Data entries:
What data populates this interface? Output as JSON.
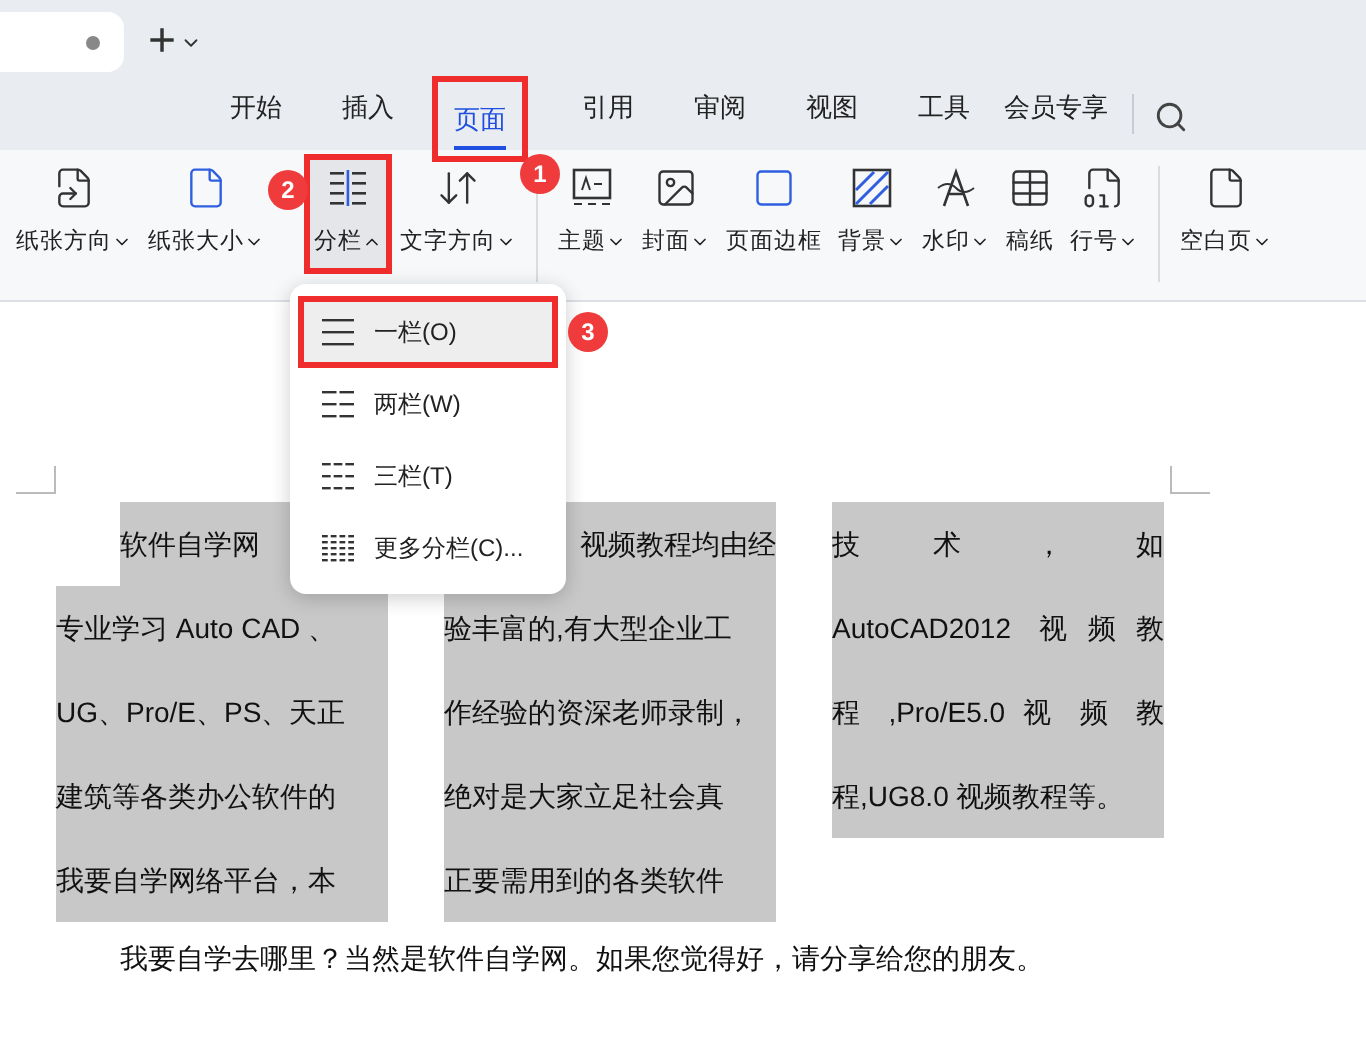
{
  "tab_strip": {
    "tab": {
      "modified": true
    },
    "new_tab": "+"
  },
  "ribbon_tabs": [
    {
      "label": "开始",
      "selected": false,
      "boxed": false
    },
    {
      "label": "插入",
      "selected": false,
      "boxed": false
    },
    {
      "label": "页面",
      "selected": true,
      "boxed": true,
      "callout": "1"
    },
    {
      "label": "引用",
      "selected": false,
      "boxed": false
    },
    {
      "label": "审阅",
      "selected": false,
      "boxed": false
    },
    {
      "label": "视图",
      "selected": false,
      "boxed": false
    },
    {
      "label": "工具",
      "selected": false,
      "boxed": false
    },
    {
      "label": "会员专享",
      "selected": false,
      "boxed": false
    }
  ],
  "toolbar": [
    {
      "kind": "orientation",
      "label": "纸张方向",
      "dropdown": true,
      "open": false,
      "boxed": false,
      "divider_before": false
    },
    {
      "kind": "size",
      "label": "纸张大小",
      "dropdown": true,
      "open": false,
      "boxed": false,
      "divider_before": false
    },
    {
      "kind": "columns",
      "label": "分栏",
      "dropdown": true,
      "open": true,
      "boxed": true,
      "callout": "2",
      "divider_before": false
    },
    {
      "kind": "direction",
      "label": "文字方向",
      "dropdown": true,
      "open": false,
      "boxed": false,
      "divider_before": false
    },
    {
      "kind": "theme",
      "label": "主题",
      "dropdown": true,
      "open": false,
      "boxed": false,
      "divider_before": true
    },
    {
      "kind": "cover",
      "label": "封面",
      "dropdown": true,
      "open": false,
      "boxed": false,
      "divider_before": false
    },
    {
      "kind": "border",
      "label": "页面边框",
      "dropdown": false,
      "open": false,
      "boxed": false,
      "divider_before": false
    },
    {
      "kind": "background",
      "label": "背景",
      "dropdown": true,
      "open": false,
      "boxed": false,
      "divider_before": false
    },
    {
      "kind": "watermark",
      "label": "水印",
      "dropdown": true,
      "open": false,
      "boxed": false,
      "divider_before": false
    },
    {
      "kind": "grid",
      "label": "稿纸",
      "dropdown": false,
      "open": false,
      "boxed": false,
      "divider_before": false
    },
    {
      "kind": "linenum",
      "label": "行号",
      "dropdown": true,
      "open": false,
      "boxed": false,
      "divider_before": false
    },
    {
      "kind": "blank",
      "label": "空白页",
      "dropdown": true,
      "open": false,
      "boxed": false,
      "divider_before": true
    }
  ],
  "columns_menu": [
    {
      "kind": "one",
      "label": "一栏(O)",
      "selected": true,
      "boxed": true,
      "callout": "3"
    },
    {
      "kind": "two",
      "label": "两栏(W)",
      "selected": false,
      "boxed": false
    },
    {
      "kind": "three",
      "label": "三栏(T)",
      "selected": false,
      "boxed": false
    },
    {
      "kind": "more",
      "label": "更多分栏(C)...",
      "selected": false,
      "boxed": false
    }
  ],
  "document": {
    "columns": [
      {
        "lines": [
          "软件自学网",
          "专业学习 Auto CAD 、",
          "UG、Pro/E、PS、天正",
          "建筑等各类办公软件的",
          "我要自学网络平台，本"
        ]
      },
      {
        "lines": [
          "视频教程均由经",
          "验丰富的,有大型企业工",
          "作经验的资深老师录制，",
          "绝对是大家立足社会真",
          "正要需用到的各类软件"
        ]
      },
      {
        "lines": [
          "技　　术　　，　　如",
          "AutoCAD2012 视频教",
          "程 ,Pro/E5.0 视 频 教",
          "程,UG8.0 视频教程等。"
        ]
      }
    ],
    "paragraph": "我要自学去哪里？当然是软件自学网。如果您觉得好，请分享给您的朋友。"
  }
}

* * *

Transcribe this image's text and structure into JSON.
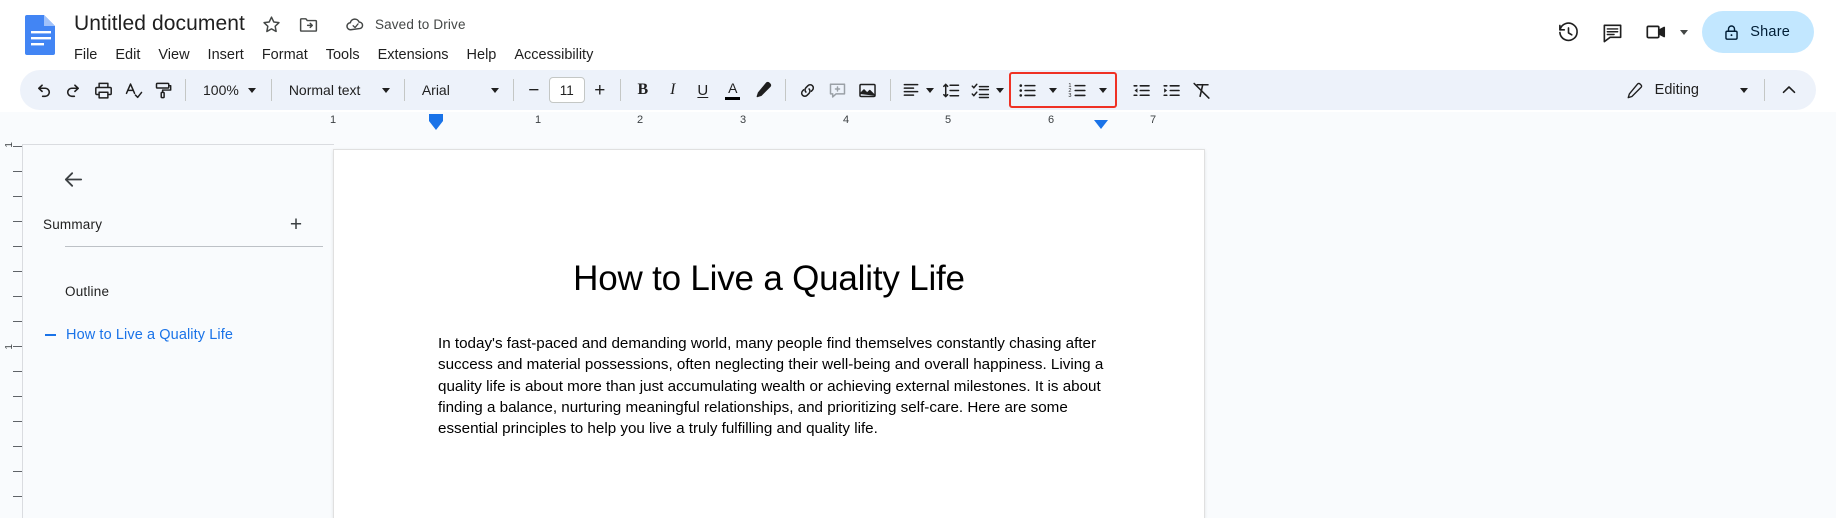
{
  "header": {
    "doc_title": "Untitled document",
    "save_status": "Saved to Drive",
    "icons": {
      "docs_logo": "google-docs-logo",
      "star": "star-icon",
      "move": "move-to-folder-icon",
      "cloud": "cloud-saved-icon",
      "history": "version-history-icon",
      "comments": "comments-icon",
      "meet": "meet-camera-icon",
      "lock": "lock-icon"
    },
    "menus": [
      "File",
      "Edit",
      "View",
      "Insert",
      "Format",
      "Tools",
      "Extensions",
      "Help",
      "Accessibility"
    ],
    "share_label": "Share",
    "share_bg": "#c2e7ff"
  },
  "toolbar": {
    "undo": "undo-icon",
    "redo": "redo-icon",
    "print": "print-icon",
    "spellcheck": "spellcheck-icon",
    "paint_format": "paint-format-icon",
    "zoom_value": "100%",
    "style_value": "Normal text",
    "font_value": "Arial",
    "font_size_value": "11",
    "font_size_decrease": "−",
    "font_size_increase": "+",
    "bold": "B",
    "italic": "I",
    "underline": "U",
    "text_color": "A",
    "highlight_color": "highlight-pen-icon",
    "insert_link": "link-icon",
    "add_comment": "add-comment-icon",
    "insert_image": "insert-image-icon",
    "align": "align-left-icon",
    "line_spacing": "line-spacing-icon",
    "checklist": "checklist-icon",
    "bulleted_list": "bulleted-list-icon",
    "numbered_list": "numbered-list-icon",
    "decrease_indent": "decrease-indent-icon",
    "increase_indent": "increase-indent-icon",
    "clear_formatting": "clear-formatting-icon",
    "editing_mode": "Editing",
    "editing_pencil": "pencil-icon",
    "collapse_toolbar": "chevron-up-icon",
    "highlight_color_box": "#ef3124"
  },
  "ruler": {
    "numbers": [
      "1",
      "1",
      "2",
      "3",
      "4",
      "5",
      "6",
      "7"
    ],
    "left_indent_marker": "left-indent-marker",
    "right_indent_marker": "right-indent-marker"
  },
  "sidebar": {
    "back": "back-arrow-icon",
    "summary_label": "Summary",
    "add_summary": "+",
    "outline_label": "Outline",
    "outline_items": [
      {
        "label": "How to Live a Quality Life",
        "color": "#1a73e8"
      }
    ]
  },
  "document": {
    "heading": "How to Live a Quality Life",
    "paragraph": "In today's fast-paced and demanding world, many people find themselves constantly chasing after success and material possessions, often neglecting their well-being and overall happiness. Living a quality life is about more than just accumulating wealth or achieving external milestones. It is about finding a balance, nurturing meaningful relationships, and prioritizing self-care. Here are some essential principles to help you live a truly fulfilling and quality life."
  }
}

Exercise description:
Look through the entries and work out how many lines have the word "JSON" in them; reply with that number only.

Result of the task:
2